▸ Exercise requirements
Update the listing below by replacing every "bbox" with "box" and leaving everything else unchanged. Omit the pictures from your answer.

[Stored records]
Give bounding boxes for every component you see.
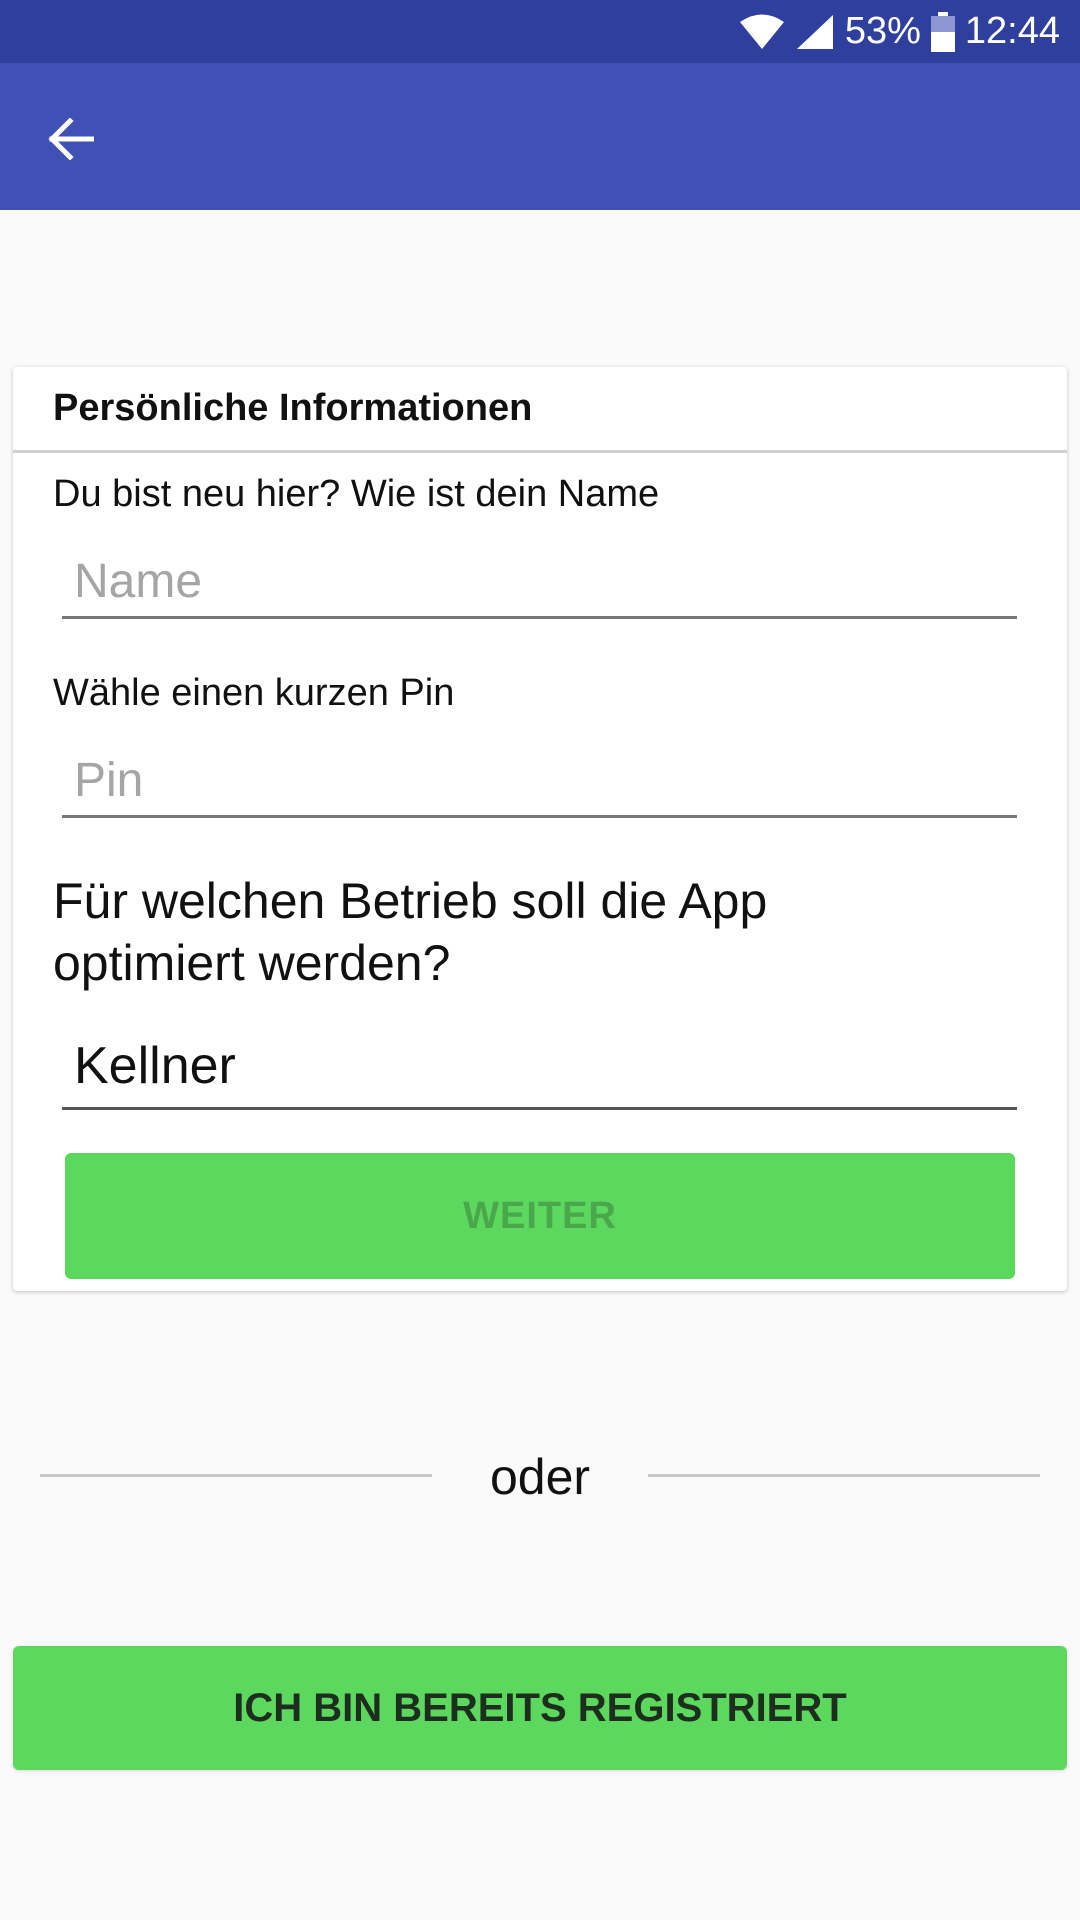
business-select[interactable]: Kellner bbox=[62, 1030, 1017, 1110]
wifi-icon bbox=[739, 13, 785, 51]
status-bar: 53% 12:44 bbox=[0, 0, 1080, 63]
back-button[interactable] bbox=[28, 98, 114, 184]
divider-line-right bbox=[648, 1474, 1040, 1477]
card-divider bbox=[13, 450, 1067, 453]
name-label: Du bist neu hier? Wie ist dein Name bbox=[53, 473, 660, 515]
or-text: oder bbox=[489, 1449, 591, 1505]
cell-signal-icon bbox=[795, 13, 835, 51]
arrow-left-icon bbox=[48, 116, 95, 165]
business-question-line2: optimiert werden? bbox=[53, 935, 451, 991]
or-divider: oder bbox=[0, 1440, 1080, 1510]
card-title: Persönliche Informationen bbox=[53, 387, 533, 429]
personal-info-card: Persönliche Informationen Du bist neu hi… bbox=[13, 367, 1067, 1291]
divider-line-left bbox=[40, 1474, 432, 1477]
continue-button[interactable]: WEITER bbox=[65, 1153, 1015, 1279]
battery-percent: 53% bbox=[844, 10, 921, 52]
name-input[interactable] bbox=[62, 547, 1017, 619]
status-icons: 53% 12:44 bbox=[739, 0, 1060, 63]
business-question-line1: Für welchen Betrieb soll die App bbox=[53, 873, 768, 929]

▸ Solution to the exercise
Give bounding boxes for every component you see.
business-select[interactable]: Kellner box=[62, 1030, 1017, 1110]
wifi-icon box=[739, 13, 785, 51]
status-bar: 53% 12:44 box=[0, 0, 1080, 63]
back-button[interactable] box=[28, 98, 114, 184]
divider-line-right box=[648, 1474, 1040, 1477]
card-divider box=[13, 450, 1067, 453]
name-label: Du bist neu hier? Wie ist dein Name box=[53, 473, 660, 515]
or-text: oder box=[489, 1449, 591, 1505]
cell-signal-icon box=[795, 13, 835, 51]
arrow-left-icon box=[48, 116, 95, 165]
business-question-line2: optimiert werden? box=[53, 935, 451, 991]
or-divider: oder box=[0, 1440, 1080, 1510]
card-title: Persönliche Informationen box=[53, 387, 533, 429]
personal-info-card: Persönliche Informationen Du bist neu hi… box=[13, 367, 1067, 1291]
divider-line-left box=[40, 1474, 432, 1477]
continue-button[interactable]: WEITER box=[65, 1153, 1015, 1279]
battery-percent: 53% box=[844, 10, 921, 52]
name-input[interactable] box=[62, 547, 1017, 619]
status-icons: 53% 12:44 box=[739, 0, 1060, 63]
business-question-line1: Für welchen Betrieb soll die App box=[53, 873, 768, 929]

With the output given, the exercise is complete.